From the entries that follow, list every line in which the string "JSON" appears.

___ PROVIDED DATA

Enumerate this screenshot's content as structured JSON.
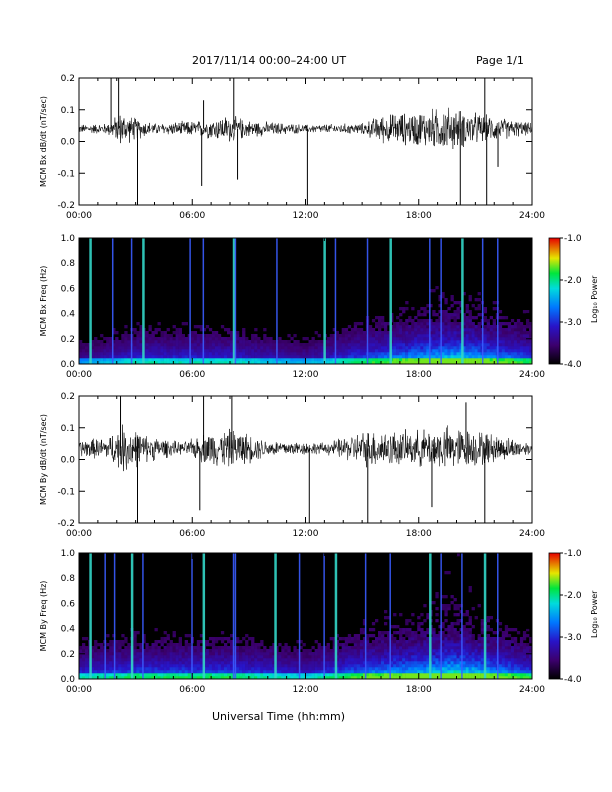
{
  "header": {
    "title": "2017/11/14  00:00–24:00 UT",
    "page": "Page 1/1"
  },
  "xlabel": "Universal Time (hh:mm)",
  "chart_data": [
    {
      "type": "line",
      "ylabel": "MCM Bx dB/dt (nT/sec)",
      "xlim": [
        0,
        24
      ],
      "ylim": [
        -0.2,
        0.2
      ],
      "xticks": [
        "00:00",
        "06:00",
        "12:00",
        "18:00",
        "24:00"
      ],
      "yticks": [
        "-0.2",
        "-0.1",
        "0.0",
        "0.1",
        "0.2"
      ],
      "baseline": 0.04,
      "envelope": [
        {
          "x": 0,
          "amp": 0.015
        },
        {
          "x": 1.5,
          "amp": 0.02
        },
        {
          "x": 2.2,
          "amp": 0.06
        },
        {
          "x": 3,
          "amp": 0.04
        },
        {
          "x": 4,
          "amp": 0.02
        },
        {
          "x": 6.5,
          "amp": 0.03
        },
        {
          "x": 8,
          "amp": 0.05
        },
        {
          "x": 9,
          "amp": 0.03
        },
        {
          "x": 12,
          "amp": 0.015
        },
        {
          "x": 15,
          "amp": 0.02
        },
        {
          "x": 16,
          "amp": 0.05
        },
        {
          "x": 17.5,
          "amp": 0.06
        },
        {
          "x": 19.5,
          "amp": 0.08
        },
        {
          "x": 21.5,
          "amp": 0.05
        },
        {
          "x": 24,
          "amp": 0.02
        }
      ],
      "spikes": [
        {
          "x": 1.7,
          "y": 0.21
        },
        {
          "x": 2.1,
          "y": 0.2
        },
        {
          "x": 3.1,
          "y": -0.21
        },
        {
          "x": 6.5,
          "y": -0.14
        },
        {
          "x": 6.6,
          "y": 0.13
        },
        {
          "x": 8.2,
          "y": 0.21
        },
        {
          "x": 8.4,
          "y": -0.12
        },
        {
          "x": 12.1,
          "y": -0.21
        },
        {
          "x": 20.2,
          "y": -0.21
        },
        {
          "x": 21.5,
          "y": 0.21
        },
        {
          "x": 21.6,
          "y": -0.21
        },
        {
          "x": 22.2,
          "y": -0.08
        }
      ]
    },
    {
      "type": "heatmap",
      "ylabel": "MCM Bx Freq (Hz)",
      "xlim": [
        0,
        24
      ],
      "ylim": [
        0,
        1.0
      ],
      "xticks": [
        "00:00",
        "06:00",
        "12:00",
        "18:00",
        "24:00"
      ],
      "yticks": [
        "0.0",
        "0.2",
        "0.4",
        "0.6",
        "0.8",
        "1.0"
      ],
      "colorbar": {
        "label": "Log₁₀ Power",
        "ticks": [
          "-1.0",
          "-2.0",
          "-3.0",
          "-4.0"
        ],
        "range": [
          -4.0,
          -1.0
        ]
      },
      "stripes": [
        0.6,
        1.8,
        2.8,
        3.4,
        5.9,
        6.6,
        8.2,
        8.3,
        10.5,
        13.0,
        13.6,
        15.3,
        16.5,
        18.6,
        19.2,
        20.3,
        21.4,
        22.2
      ],
      "activity": [
        {
          "x": 0,
          "a": 0.3
        },
        {
          "x": 3,
          "a": 0.5
        },
        {
          "x": 8,
          "a": 0.5
        },
        {
          "x": 12,
          "a": 0.35
        },
        {
          "x": 15,
          "a": 0.6
        },
        {
          "x": 18,
          "a": 0.8
        },
        {
          "x": 20,
          "a": 0.9
        },
        {
          "x": 24,
          "a": 0.6
        }
      ]
    },
    {
      "type": "line",
      "ylabel": "MCM By dB/dt (nT/sec)",
      "xlim": [
        0,
        24
      ],
      "ylim": [
        -0.2,
        0.2
      ],
      "xticks": [
        "00:00",
        "06:00",
        "12:00",
        "18:00",
        "24:00"
      ],
      "yticks": [
        "-0.2",
        "-0.1",
        "0.0",
        "0.1",
        "0.2"
      ],
      "baseline": 0.035,
      "envelope": [
        {
          "x": 0,
          "amp": 0.03
        },
        {
          "x": 1.5,
          "amp": 0.04
        },
        {
          "x": 2.4,
          "amp": 0.09
        },
        {
          "x": 3.5,
          "amp": 0.05
        },
        {
          "x": 5.5,
          "amp": 0.02
        },
        {
          "x": 6.8,
          "amp": 0.06
        },
        {
          "x": 8.2,
          "amp": 0.07
        },
        {
          "x": 10,
          "amp": 0.03
        },
        {
          "x": 13,
          "amp": 0.02
        },
        {
          "x": 15.5,
          "amp": 0.07
        },
        {
          "x": 17.5,
          "amp": 0.06
        },
        {
          "x": 19.5,
          "amp": 0.08
        },
        {
          "x": 21.5,
          "amp": 0.06
        },
        {
          "x": 24,
          "amp": 0.02
        }
      ],
      "spikes": [
        {
          "x": 2.2,
          "y": 0.2
        },
        {
          "x": 3.1,
          "y": -0.21
        },
        {
          "x": 6.4,
          "y": -0.16
        },
        {
          "x": 6.6,
          "y": 0.21
        },
        {
          "x": 8.1,
          "y": 0.2
        },
        {
          "x": 12.2,
          "y": -0.21
        },
        {
          "x": 15.3,
          "y": -0.21
        },
        {
          "x": 18.7,
          "y": -0.15
        },
        {
          "x": 21.5,
          "y": -0.21
        },
        {
          "x": 20.5,
          "y": 0.18
        }
      ]
    },
    {
      "type": "heatmap",
      "ylabel": "MCM By Freq (Hz)",
      "xlim": [
        0,
        24
      ],
      "ylim": [
        0,
        1.0
      ],
      "xticks": [
        "00:00",
        "06:00",
        "12:00",
        "18:00",
        "24:00"
      ],
      "yticks": [
        "0.0",
        "0.2",
        "0.4",
        "0.6",
        "0.8",
        "1.0"
      ],
      "colorbar": {
        "label": "Log₁₀ Power",
        "ticks": [
          "-1.0",
          "-2.0",
          "-3.0",
          "-4.0"
        ],
        "range": [
          -4.0,
          -1.0
        ]
      },
      "stripes": [
        0.6,
        1.4,
        1.9,
        2.8,
        3.4,
        6.0,
        6.6,
        8.2,
        8.3,
        10.4,
        11.7,
        13.0,
        13.6,
        15.2,
        16.5,
        18.6,
        19.2,
        20.3,
        21.5,
        22.2
      ],
      "activity": [
        {
          "x": 0,
          "a": 0.5
        },
        {
          "x": 3,
          "a": 0.6
        },
        {
          "x": 8,
          "a": 0.6
        },
        {
          "x": 12,
          "a": 0.45
        },
        {
          "x": 15,
          "a": 0.7
        },
        {
          "x": 18,
          "a": 0.85
        },
        {
          "x": 20,
          "a": 1.0
        },
        {
          "x": 24,
          "a": 0.6
        }
      ]
    }
  ]
}
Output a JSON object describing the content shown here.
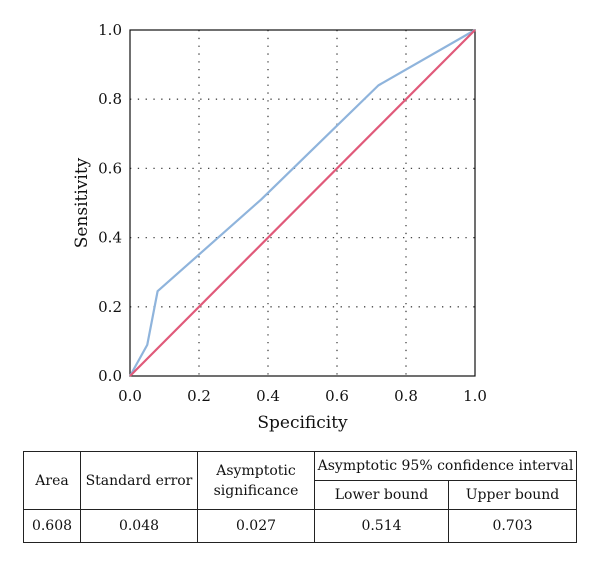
{
  "chart_data": {
    "type": "line",
    "xlabel": "Specificity",
    "ylabel": "Sensitivity",
    "xlim": [
      0.0,
      1.0
    ],
    "ylim": [
      0.0,
      1.0
    ],
    "x_ticks": [
      "0.0",
      "0.2",
      "0.4",
      "0.6",
      "0.8",
      "1.0"
    ],
    "y_ticks": [
      "0.0",
      "0.2",
      "0.4",
      "0.6",
      "0.8",
      "1.0"
    ],
    "grid": true,
    "series": [
      {
        "color": "#8fb4dc",
        "x": [
          0.0,
          0.05,
          0.08,
          0.38,
          0.72,
          1.0
        ],
        "y": [
          0.0,
          0.09,
          0.245,
          0.51,
          0.84,
          1.0
        ]
      },
      {
        "color": "#e05a7a",
        "x": [
          0.0,
          1.0
        ],
        "y": [
          0.0,
          1.0
        ]
      }
    ]
  },
  "table": {
    "headers": {
      "area": "Area",
      "standard_error": "Standard error",
      "asymptotic_significance": "Asymptotic significance",
      "confidence_interval": "Asymptotic 95% confidence interval",
      "lower_bound": "Lower bound",
      "upper_bound": "Upper bound"
    },
    "row": {
      "area": "0.608",
      "standard_error": "0.048",
      "asymptotic_significance": "0.027",
      "lower_bound": "0.514",
      "upper_bound": "0.703"
    }
  }
}
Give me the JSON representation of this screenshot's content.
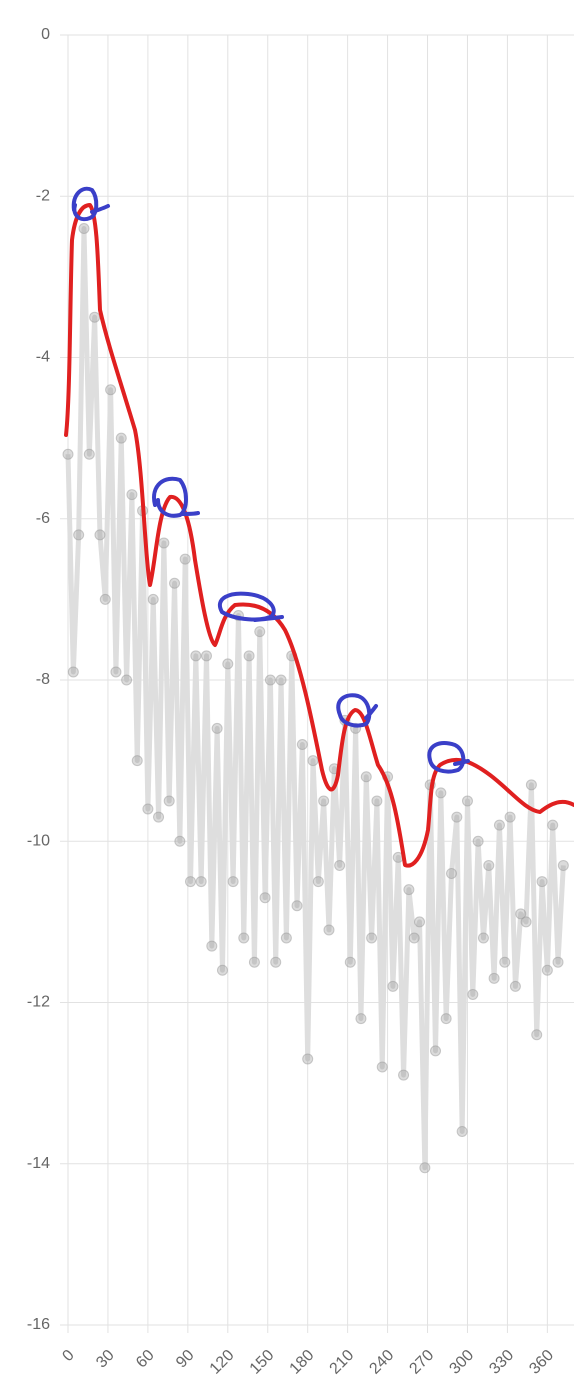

______

> _EXPECTED ANSWER_
Enumerate this screenshot's content as structured JSON.
Output a JSON object describing the content shown here.
Give me the JSON representation of this screenshot's content.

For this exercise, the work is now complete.